──────── Data in this exercise ────────
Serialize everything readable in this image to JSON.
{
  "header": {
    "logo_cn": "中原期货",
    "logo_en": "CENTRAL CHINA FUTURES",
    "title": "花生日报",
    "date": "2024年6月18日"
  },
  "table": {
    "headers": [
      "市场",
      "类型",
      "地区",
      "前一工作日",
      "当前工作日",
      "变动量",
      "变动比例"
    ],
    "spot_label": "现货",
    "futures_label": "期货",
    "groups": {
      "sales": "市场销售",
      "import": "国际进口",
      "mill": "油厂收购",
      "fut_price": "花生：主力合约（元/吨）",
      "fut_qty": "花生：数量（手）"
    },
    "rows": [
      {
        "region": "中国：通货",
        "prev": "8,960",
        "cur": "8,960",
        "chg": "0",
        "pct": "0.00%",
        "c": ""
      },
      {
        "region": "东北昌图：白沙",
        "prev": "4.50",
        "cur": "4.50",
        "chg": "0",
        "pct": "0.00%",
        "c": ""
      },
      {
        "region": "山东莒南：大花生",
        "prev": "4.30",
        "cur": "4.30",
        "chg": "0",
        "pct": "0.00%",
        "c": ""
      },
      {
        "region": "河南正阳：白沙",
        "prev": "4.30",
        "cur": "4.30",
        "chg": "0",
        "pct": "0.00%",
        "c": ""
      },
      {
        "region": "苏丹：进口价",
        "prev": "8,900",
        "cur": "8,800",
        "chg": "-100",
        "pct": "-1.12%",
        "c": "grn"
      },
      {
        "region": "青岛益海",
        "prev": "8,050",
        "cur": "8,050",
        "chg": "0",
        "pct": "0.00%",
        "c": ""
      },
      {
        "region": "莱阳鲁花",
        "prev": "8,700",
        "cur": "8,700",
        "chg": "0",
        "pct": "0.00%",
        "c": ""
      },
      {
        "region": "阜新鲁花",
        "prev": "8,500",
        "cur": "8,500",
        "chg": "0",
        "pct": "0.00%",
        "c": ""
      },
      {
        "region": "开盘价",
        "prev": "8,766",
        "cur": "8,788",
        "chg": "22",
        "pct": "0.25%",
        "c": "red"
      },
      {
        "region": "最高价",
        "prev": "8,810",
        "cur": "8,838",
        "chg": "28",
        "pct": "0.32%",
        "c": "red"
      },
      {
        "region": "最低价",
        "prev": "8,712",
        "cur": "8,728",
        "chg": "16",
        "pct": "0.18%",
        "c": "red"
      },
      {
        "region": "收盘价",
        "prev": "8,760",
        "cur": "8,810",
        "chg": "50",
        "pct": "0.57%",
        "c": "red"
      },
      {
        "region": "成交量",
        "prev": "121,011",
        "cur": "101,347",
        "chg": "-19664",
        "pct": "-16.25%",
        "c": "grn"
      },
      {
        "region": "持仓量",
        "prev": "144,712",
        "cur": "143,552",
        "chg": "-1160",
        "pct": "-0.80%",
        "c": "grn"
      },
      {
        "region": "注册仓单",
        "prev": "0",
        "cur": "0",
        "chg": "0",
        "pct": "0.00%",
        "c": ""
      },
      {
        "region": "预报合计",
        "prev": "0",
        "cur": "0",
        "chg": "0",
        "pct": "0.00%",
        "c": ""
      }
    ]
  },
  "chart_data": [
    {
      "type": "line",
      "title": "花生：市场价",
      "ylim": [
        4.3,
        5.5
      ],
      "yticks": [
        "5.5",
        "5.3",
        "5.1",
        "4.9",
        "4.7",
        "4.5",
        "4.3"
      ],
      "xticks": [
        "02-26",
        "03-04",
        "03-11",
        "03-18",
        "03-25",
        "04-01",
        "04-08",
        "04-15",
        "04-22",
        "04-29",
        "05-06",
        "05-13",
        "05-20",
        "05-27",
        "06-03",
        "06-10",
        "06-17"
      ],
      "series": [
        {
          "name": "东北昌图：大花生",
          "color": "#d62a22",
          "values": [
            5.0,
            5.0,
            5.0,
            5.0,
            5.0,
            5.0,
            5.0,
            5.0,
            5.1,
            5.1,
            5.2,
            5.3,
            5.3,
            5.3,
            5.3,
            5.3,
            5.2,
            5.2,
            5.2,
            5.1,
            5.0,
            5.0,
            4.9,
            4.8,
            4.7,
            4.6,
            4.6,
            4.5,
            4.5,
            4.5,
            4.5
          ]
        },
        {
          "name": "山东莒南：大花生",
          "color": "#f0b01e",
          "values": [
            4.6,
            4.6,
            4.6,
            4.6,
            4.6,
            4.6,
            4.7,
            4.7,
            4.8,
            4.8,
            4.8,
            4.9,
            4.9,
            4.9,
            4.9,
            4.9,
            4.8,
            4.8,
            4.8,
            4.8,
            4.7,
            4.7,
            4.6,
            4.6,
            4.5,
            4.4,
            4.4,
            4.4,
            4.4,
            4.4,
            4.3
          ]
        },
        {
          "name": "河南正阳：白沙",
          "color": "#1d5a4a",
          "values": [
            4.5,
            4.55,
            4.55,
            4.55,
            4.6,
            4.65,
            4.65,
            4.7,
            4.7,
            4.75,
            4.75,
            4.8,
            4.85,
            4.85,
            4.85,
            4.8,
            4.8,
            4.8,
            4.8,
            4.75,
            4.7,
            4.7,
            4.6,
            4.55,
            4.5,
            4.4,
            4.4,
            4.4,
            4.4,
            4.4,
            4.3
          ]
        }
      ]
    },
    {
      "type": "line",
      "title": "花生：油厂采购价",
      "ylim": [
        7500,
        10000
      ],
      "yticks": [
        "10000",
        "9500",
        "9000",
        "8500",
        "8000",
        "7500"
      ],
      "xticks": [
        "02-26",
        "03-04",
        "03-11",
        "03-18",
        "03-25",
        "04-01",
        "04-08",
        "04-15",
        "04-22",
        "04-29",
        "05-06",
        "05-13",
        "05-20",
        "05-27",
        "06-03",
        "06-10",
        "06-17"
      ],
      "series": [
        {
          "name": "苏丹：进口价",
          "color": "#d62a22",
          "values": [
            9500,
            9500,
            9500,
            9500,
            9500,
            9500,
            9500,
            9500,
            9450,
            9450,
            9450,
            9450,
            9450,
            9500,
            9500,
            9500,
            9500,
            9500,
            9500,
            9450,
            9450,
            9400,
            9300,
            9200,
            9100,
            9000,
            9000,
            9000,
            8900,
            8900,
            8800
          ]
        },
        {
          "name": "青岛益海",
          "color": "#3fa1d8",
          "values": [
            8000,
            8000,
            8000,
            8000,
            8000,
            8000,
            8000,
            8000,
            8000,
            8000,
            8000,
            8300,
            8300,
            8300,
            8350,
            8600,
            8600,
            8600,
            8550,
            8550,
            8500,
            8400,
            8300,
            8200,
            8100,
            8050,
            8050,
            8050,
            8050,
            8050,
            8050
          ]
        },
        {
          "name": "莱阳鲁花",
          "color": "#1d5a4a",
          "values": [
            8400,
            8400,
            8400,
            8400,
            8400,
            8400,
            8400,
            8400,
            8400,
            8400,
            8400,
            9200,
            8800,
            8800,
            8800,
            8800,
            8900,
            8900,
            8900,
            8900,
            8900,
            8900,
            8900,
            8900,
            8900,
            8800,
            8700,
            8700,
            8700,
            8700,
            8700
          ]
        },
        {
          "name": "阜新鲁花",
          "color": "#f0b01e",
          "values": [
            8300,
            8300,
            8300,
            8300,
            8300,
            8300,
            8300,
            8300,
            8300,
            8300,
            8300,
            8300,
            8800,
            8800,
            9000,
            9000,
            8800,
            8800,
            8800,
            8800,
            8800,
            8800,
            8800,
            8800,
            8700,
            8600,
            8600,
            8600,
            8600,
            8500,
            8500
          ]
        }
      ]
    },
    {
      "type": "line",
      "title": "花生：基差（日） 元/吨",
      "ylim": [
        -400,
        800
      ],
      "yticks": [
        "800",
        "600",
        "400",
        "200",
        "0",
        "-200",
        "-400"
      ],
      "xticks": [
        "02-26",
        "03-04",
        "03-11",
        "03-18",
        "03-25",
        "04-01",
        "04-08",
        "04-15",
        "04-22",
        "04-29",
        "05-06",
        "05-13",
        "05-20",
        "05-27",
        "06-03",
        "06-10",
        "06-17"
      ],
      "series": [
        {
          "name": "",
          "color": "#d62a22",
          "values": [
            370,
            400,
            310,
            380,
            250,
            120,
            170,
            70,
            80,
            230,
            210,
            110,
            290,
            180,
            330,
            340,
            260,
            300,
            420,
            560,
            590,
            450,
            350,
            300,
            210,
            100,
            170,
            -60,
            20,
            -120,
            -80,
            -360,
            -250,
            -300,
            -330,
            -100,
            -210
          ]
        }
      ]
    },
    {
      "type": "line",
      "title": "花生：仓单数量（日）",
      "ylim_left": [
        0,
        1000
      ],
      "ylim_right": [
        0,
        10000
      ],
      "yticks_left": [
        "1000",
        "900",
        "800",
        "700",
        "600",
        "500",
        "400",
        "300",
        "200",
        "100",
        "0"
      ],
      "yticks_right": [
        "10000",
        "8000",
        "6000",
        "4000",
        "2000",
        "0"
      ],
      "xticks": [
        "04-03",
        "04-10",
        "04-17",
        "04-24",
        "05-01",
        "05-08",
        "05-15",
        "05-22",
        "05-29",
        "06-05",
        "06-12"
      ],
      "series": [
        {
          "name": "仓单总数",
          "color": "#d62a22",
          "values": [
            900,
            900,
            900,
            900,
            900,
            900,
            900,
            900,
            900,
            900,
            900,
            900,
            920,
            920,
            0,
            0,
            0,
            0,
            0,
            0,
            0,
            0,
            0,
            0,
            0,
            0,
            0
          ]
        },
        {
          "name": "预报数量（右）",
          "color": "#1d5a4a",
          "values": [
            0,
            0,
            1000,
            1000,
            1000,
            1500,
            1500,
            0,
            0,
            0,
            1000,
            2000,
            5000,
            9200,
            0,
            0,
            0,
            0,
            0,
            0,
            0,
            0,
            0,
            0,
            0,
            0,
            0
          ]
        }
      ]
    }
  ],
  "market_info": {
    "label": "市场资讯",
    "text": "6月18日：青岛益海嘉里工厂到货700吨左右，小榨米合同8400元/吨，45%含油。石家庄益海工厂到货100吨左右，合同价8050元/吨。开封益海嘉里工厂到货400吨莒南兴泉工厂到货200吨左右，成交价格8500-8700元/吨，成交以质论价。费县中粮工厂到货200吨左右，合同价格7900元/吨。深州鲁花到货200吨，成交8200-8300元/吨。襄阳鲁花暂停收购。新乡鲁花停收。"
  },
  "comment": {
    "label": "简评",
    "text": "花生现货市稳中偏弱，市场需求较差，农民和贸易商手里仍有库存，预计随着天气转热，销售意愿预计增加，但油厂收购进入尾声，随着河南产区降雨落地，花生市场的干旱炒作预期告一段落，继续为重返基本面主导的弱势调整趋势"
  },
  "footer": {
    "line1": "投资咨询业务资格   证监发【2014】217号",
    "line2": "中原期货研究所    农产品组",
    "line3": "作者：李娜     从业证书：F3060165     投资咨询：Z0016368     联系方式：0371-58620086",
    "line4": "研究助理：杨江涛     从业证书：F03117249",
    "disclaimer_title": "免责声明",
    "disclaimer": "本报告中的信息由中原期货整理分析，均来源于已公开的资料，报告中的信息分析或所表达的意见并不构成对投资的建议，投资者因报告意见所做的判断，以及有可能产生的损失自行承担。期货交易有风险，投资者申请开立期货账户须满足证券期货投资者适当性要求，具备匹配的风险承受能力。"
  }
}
────────
Copy all lines from the material that hold "name".

**Problem solution**
          "name": "东北昌图：大花生",
          "name": "山东莒南：大花生",
          "name": "河南正阳：白沙",
          "name": "苏丹：进口价",
          "name": "青岛益海",
          "name": "莱阳鲁花",
          "name": "阜新鲁花",
          "name": "",
          "name": "仓单总数",
          "name": "预报数量（右）",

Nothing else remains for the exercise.